__STORED RECORDS__
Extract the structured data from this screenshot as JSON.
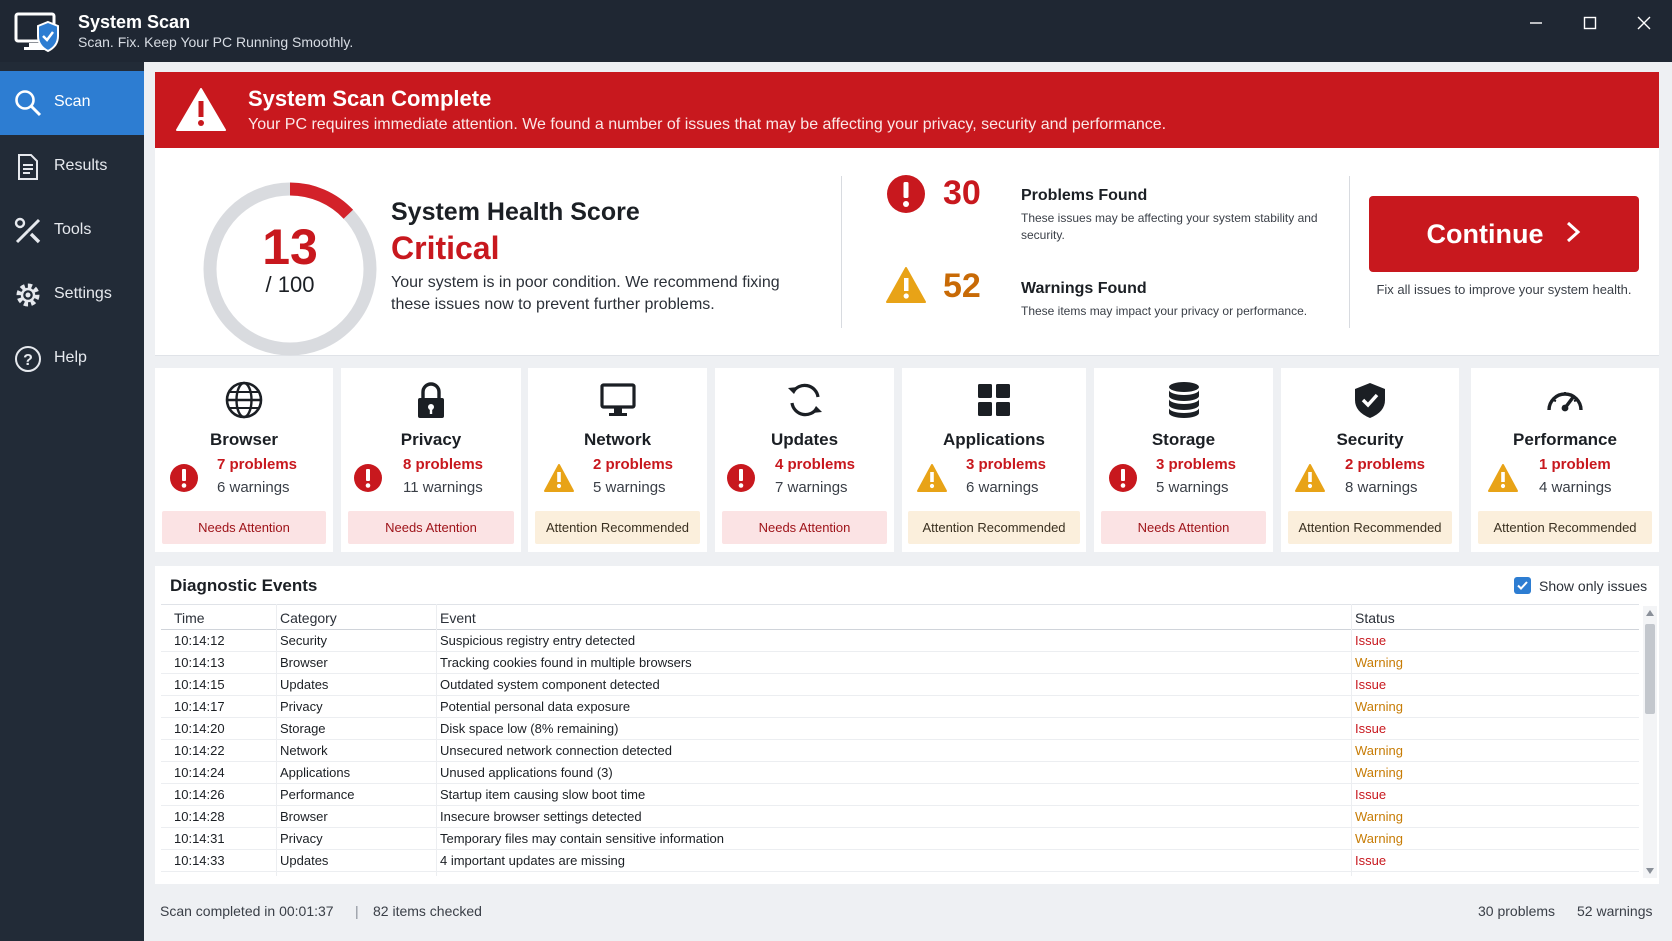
{
  "app": {
    "title": "System Scan",
    "subtitle": "Scan. Fix. Keep Your PC Running Smoothly."
  },
  "window_controls": [
    "minimize-icon",
    "maximize-icon",
    "close-icon"
  ],
  "sidebar": {
    "items": [
      {
        "label": "Scan",
        "icon": "search-icon",
        "active": true
      },
      {
        "label": "Results",
        "icon": "document-icon",
        "active": false
      },
      {
        "label": "Tools",
        "icon": "tools-icon",
        "active": false
      },
      {
        "label": "Settings",
        "icon": "gear-icon",
        "active": false
      },
      {
        "label": "Help",
        "icon": "help-icon",
        "active": false
      }
    ]
  },
  "banner": {
    "title": "System Scan Complete",
    "text": "Your PC requires immediate attention. We found a number of issues that may be affecting your privacy, security and performance."
  },
  "health": {
    "score": "13",
    "max": "/ 100",
    "score_fraction": 0.13,
    "title": "System Health Score",
    "status": "Critical",
    "description": "Your system is in poor condition. We recommend fixing these issues now to prevent further problems."
  },
  "problems": {
    "count": "30",
    "label": "Problems Found",
    "description": "These issues may be affecting your system stability and security."
  },
  "warnings": {
    "count": "52",
    "label": "Warnings Found",
    "description": "These items may impact your privacy or performance."
  },
  "continue": {
    "label": "Continue",
    "hint": "Fix all issues to improve your system health."
  },
  "categories": [
    {
      "name": "Browser",
      "icon": "globe-icon",
      "severity": "error",
      "problems": "7 problems",
      "warnings": "6 warnings",
      "badge": "Needs Attention"
    },
    {
      "name": "Privacy",
      "icon": "lock-icon",
      "severity": "error",
      "problems": "8 problems",
      "warnings": "11 warnings",
      "badge": "Needs Attention"
    },
    {
      "name": "Network",
      "icon": "monitor-icon",
      "severity": "warning",
      "problems": "2 problems",
      "warnings": "5 warnings",
      "badge": "Attention Recommended"
    },
    {
      "name": "Updates",
      "icon": "refresh-icon",
      "severity": "error",
      "problems": "4 problems",
      "warnings": "7 warnings",
      "badge": "Needs Attention"
    },
    {
      "name": "Applications",
      "icon": "apps-grid-icon",
      "severity": "warning",
      "problems": "3 problems",
      "warnings": "6 warnings",
      "badge": "Attention Recommended"
    },
    {
      "name": "Storage",
      "icon": "database-icon",
      "severity": "error",
      "problems": "3 problems",
      "warnings": "5 warnings",
      "badge": "Needs Attention"
    },
    {
      "name": "Security",
      "icon": "shield-check-icon",
      "severity": "warning",
      "problems": "2 problems",
      "warnings": "8 warnings",
      "badge": "Attention Recommended"
    },
    {
      "name": "Performance",
      "icon": "speedometer-icon",
      "severity": "warning",
      "problems": "1 problem",
      "warnings": "4 warnings",
      "badge": "Attention Recommended"
    }
  ],
  "events": {
    "title": "Diagnostic Events",
    "show_only_issues_label": "Show only issues",
    "show_only_issues_checked": true,
    "columns": [
      "Time",
      "Category",
      "Event",
      "Status"
    ],
    "rows": [
      {
        "time": "10:14:12",
        "category": "Security",
        "event": "Suspicious registry entry detected",
        "status": "Issue"
      },
      {
        "time": "10:14:13",
        "category": "Browser",
        "event": "Tracking cookies found in multiple browsers",
        "status": "Warning"
      },
      {
        "time": "10:14:15",
        "category": "Updates",
        "event": "Outdated system component detected",
        "status": "Issue"
      },
      {
        "time": "10:14:17",
        "category": "Privacy",
        "event": "Potential personal data exposure",
        "status": "Warning"
      },
      {
        "time": "10:14:20",
        "category": "Storage",
        "event": "Disk space low (8% remaining)",
        "status": "Issue"
      },
      {
        "time": "10:14:22",
        "category": "Network",
        "event": "Unsecured network connection detected",
        "status": "Warning"
      },
      {
        "time": "10:14:24",
        "category": "Applications",
        "event": "Unused applications found (3)",
        "status": "Warning"
      },
      {
        "time": "10:14:26",
        "category": "Performance",
        "event": "Startup item causing slow boot time",
        "status": "Issue"
      },
      {
        "time": "10:14:28",
        "category": "Browser",
        "event": "Insecure browser settings detected",
        "status": "Warning"
      },
      {
        "time": "10:14:31",
        "category": "Privacy",
        "event": "Temporary files may contain sensitive information",
        "status": "Warning"
      },
      {
        "time": "10:14:33",
        "category": "Updates",
        "event": "4 important updates are missing",
        "status": "Issue"
      }
    ]
  },
  "footer": {
    "scan_time": "Scan completed in 00:01:37",
    "separator": "|",
    "items_checked": "82 items checked",
    "problems": "30 problems",
    "warnings": "52 warnings"
  },
  "colors": {
    "accent": "#2d7dd2",
    "danger": "#c8181e",
    "warning": "#e8a317",
    "sidebar": "#222b37",
    "titlebar": "#1f2733"
  }
}
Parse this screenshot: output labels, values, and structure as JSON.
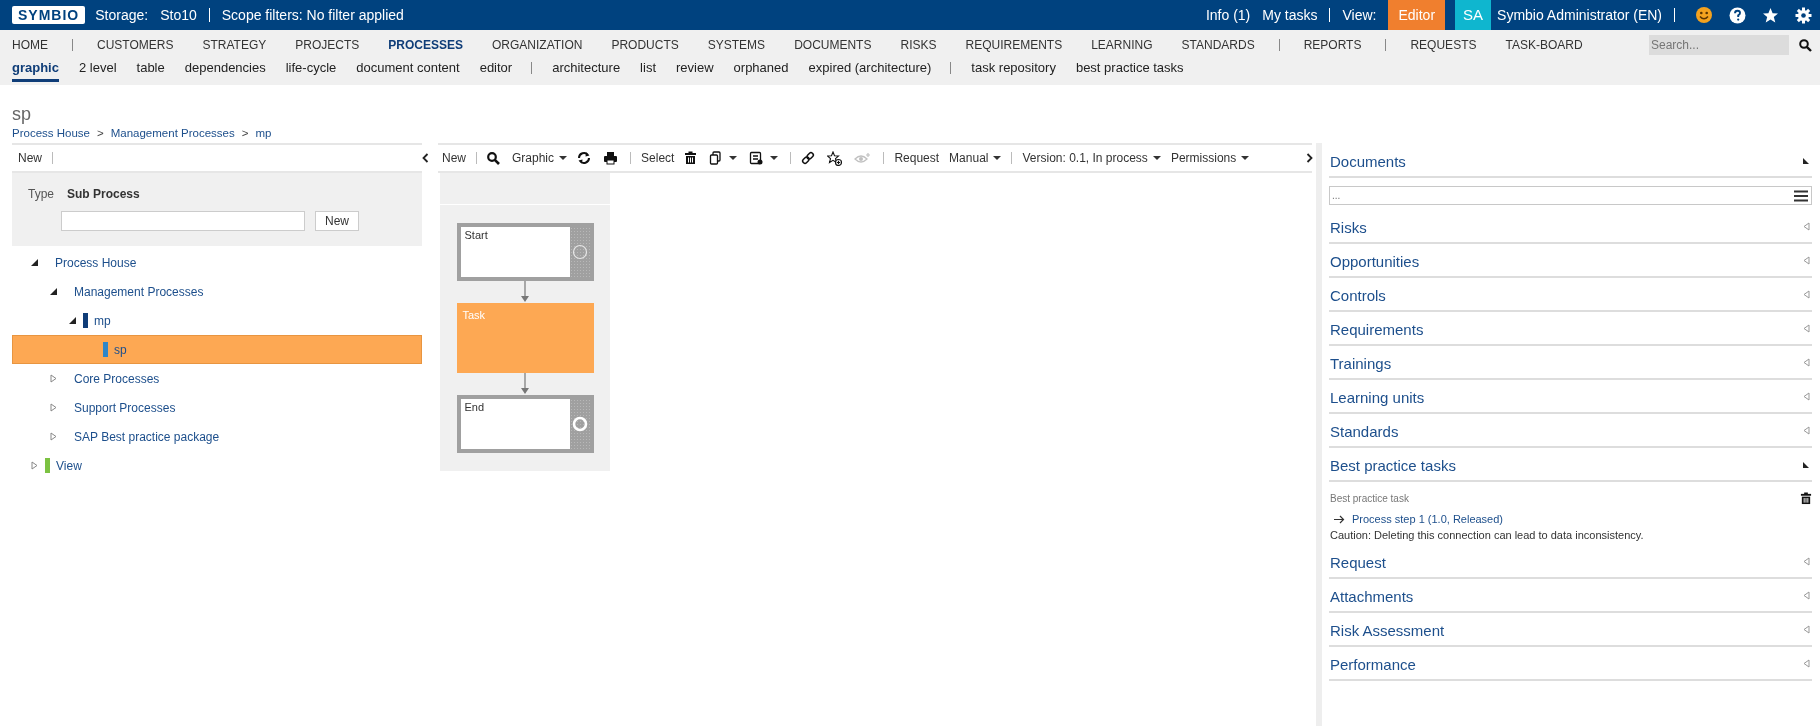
{
  "topbar": {
    "logo": "SYMBIO",
    "storage_label": "Storage:",
    "storage": "Sto10",
    "scope": "Scope filters: No filter applied",
    "info": "Info (1)",
    "my_tasks": "My tasks",
    "view_label": "View:",
    "view": "Editor",
    "avatar": "SA",
    "user": "Symbio Administrator (EN)"
  },
  "main_nav": [
    {
      "label": "HOME",
      "selected": false,
      "divider_after": true
    },
    {
      "label": "CUSTOMERS",
      "selected": false,
      "divider_after": false
    },
    {
      "label": "STRATEGY",
      "selected": false,
      "divider_after": false
    },
    {
      "label": "PROJECTS",
      "selected": false,
      "divider_after": false
    },
    {
      "label": "PROCESSES",
      "selected": true,
      "divider_after": false
    },
    {
      "label": "ORGANIZATION",
      "selected": false,
      "divider_after": false
    },
    {
      "label": "PRODUCTS",
      "selected": false,
      "divider_after": false
    },
    {
      "label": "SYSTEMS",
      "selected": false,
      "divider_after": false
    },
    {
      "label": "DOCUMENTS",
      "selected": false,
      "divider_after": false
    },
    {
      "label": "RISKS",
      "selected": false,
      "divider_after": false
    },
    {
      "label": "REQUIREMENTS",
      "selected": false,
      "divider_after": false
    },
    {
      "label": "LEARNING",
      "selected": false,
      "divider_after": false
    },
    {
      "label": "STANDARDS",
      "selected": false,
      "divider_after": true
    },
    {
      "label": "REPORTS",
      "selected": false,
      "divider_after": true
    },
    {
      "label": "REQUESTS",
      "selected": false,
      "divider_after": false
    },
    {
      "label": "TASK-BOARD",
      "selected": false,
      "divider_after": false
    }
  ],
  "search": {
    "placeholder": "Search..."
  },
  "sub_nav": [
    {
      "label": "graphic",
      "selected": true,
      "divider_after": false
    },
    {
      "label": "2 level",
      "selected": false,
      "divider_after": false
    },
    {
      "label": "table",
      "selected": false,
      "divider_after": false
    },
    {
      "label": "dependencies",
      "selected": false,
      "divider_after": false
    },
    {
      "label": "life-cycle",
      "selected": false,
      "divider_after": false
    },
    {
      "label": "document content",
      "selected": false,
      "divider_after": false
    },
    {
      "label": "editor",
      "selected": false,
      "divider_after": true
    },
    {
      "label": "architecture",
      "selected": false,
      "divider_after": false
    },
    {
      "label": "list",
      "selected": false,
      "divider_after": false
    },
    {
      "label": "review",
      "selected": false,
      "divider_after": false
    },
    {
      "label": "orphaned",
      "selected": false,
      "divider_after": false
    },
    {
      "label": "expired (architecture)",
      "selected": false,
      "divider_after": true
    },
    {
      "label": "task repository",
      "selected": false,
      "divider_after": false
    },
    {
      "label": "best practice tasks",
      "selected": false,
      "divider_after": false
    }
  ],
  "page": {
    "title": "sp",
    "breadcrumb": [
      "Process House",
      "Management Processes",
      "mp"
    ],
    "breadcrumb_separator": ">"
  },
  "left_panel": {
    "new_button": "New",
    "type_label": "Type",
    "type_value": "Sub Process",
    "create_button": "New",
    "tree": [
      {
        "label": "Process House",
        "expanded": true,
        "selected": false,
        "children": [
          {
            "label": "Management Processes",
            "expanded": true,
            "selected": false,
            "children": [
              {
                "label": "mp",
                "expanded": true,
                "selected": false,
                "color": "#0f3d78",
                "children": [
                  {
                    "label": "sp",
                    "selected": true,
                    "color": "#2f86c8"
                  }
                ]
              }
            ]
          },
          {
            "label": "Core Processes",
            "expanded": false,
            "selected": false
          },
          {
            "label": "Support Processes",
            "expanded": false,
            "selected": false
          },
          {
            "label": "SAP Best practice package",
            "expanded": false,
            "selected": false
          }
        ]
      },
      {
        "label": "View",
        "expanded": false,
        "selected": false,
        "color": "#7cc242"
      }
    ]
  },
  "toolbar": {
    "new": "New",
    "graphic": "Graphic",
    "select": "Select",
    "request": "Request",
    "manual": "Manual",
    "version": "Version: 0.1, In process",
    "permissions": "Permissions",
    "watch_disabled": true
  },
  "diagram": [
    {
      "kind": "start",
      "label": "Start"
    },
    {
      "kind": "task",
      "label": "Task"
    },
    {
      "kind": "end",
      "label": "End"
    }
  ],
  "right_panel": [
    {
      "title": "Documents",
      "expanded": true,
      "field": {
        "placeholder": "..."
      }
    },
    {
      "title": "Risks",
      "expanded": false
    },
    {
      "title": "Opportunities",
      "expanded": false
    },
    {
      "title": "Controls",
      "expanded": false
    },
    {
      "title": "Requirements",
      "expanded": false
    },
    {
      "title": "Trainings",
      "expanded": false
    },
    {
      "title": "Learning units",
      "expanded": false
    },
    {
      "title": "Standards",
      "expanded": false
    },
    {
      "title": "Best practice tasks",
      "expanded": true,
      "content": {
        "label": "Best practice task",
        "link": "Process step 1 (1.0, Released)",
        "caution": "Caution: Deleting this connection can lead to data inconsistency."
      }
    },
    {
      "title": "Request",
      "expanded": false
    },
    {
      "title": "Attachments",
      "expanded": false
    },
    {
      "title": "Risk Assessment",
      "expanded": false
    },
    {
      "title": "Performance",
      "expanded": false
    }
  ]
}
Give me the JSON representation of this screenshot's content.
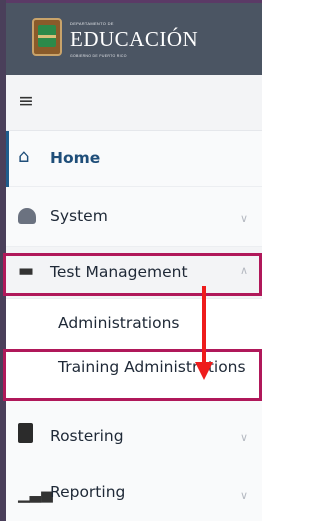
{
  "header": {
    "logo_top_text": "DEPARTAMENTO DE",
    "logo_main_text": "EDUCACIÓN",
    "logo_bottom_text": "GOBIERNO DE PUERTO RICO"
  },
  "menu_toggle": {
    "icon": "hamburger-icon",
    "glyph": "≡"
  },
  "nav": {
    "home": {
      "label": "Home",
      "icon": "home-icon",
      "active": true
    },
    "system": {
      "label": "System",
      "icon": "system-icon",
      "expanded": false
    },
    "test_management": {
      "label": "Test Management",
      "icon": "folder-icon",
      "expanded": true,
      "children": [
        {
          "label": "Administrations"
        },
        {
          "label": "Training Administrations"
        }
      ]
    },
    "rostering": {
      "label": "Rostering",
      "icon": "badge-icon",
      "expanded": false
    },
    "reporting": {
      "label": "Reporting",
      "icon": "bar-chart-icon",
      "expanded": false
    }
  },
  "colors": {
    "header_bg": "#4b5563",
    "active_accent": "#1f4e79",
    "highlight_border": "#b0185a",
    "annotation_arrow": "#ee1c1c"
  }
}
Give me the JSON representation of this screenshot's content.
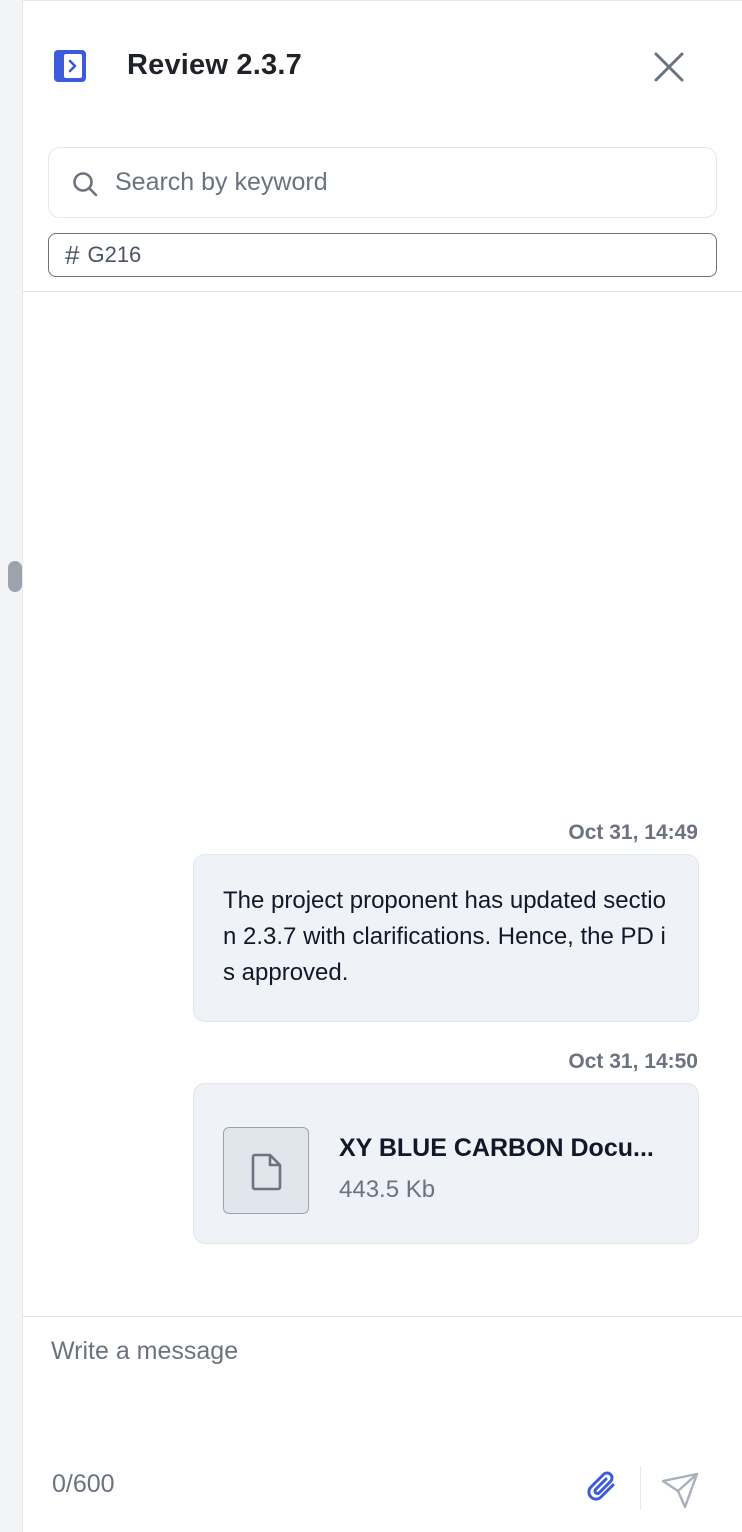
{
  "header": {
    "title": "Review 2.3.7"
  },
  "search": {
    "placeholder": "Search by keyword",
    "value": ""
  },
  "filter_tag": {
    "symbol": "#",
    "label": "G216"
  },
  "messages": [
    {
      "timestamp": "Oct 31, 14:49",
      "text": "The project proponent has updated section 2.3.7 with clarifications. Hence, the PD is approved."
    },
    {
      "timestamp": "Oct 31, 14:50",
      "file_name": "XY BLUE CARBON Docu...",
      "file_size": "443.5 Kb"
    }
  ],
  "composer": {
    "placeholder": "Write a message",
    "char_count": "0/600"
  },
  "icons": {
    "collapse": "sidebar-collapse-icon",
    "close": "close-icon",
    "search": "search-icon",
    "file": "file-icon",
    "attach": "paperclip-icon",
    "send": "send-icon"
  },
  "colors": {
    "accent": "#3b5bdb",
    "bubble": "#eff2f7",
    "muted_text": "#6b7280"
  }
}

__WHAT NEEDS TO BE DONE__
Identify the lines in the entries that hold "children" and return each one.

__COMPLETE ANSWER__
        "children": [
            "children": [
                "children": [
      "children": [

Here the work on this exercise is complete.